start Data for processing
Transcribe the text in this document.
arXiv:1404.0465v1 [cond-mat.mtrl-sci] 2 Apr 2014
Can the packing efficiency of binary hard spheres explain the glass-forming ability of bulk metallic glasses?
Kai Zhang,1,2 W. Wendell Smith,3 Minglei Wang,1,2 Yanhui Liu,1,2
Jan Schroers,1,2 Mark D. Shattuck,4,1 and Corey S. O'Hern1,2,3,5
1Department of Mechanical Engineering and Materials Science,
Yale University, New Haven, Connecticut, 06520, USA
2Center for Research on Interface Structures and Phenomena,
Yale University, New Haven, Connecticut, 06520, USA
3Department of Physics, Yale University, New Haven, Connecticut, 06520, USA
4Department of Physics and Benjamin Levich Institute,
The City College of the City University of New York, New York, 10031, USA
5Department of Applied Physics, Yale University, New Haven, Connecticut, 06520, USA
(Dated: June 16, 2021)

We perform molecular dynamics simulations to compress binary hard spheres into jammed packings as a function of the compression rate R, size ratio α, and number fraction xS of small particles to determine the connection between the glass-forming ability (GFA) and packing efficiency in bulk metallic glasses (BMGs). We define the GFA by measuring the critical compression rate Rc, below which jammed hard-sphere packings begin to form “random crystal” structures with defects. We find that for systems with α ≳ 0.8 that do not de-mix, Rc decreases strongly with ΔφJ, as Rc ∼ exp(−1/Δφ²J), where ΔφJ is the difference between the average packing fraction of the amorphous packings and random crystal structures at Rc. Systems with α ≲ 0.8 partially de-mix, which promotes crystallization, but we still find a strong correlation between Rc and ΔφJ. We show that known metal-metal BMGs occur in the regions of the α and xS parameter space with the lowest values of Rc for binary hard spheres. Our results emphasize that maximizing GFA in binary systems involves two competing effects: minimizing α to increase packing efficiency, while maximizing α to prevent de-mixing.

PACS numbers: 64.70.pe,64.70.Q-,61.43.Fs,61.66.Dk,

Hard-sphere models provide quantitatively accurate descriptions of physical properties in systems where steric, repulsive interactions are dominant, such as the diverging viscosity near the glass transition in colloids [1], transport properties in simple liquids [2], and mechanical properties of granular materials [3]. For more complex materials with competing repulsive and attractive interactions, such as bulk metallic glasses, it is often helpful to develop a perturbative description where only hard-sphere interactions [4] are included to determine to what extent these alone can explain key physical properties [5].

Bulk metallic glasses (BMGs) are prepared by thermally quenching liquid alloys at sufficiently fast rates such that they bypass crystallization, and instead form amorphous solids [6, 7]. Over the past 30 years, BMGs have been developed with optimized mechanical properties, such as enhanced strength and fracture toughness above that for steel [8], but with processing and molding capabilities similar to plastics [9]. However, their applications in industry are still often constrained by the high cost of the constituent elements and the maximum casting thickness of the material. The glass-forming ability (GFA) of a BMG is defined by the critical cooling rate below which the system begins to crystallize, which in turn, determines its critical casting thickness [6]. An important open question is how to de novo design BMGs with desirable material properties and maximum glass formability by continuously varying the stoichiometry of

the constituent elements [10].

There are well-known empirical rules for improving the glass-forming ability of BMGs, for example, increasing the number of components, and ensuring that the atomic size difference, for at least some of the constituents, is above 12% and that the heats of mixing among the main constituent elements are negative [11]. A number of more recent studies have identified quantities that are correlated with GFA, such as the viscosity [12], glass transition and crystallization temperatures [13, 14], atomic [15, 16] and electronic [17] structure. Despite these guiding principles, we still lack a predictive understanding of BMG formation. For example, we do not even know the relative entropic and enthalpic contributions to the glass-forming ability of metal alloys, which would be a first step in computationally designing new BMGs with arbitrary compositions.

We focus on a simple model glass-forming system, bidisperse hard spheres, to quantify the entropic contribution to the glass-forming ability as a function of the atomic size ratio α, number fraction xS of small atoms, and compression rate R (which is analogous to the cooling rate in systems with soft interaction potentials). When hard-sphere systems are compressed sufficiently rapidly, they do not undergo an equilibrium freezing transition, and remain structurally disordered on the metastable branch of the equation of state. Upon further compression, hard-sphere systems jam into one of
end Data for processing
__What the task asks__
In the listing above, locate each line with "Connecticut" and copy it.

__The solution__
Yale University, New Haven, Connecticut, 06520, USA
Yale University, New Haven, Connecticut, 06520, USA
3Department of Physics, Yale University, New Haven, Connecticut, 06520, USA
5Department of Applied Physics, Yale University, New Haven, Connecticut, 06520, USA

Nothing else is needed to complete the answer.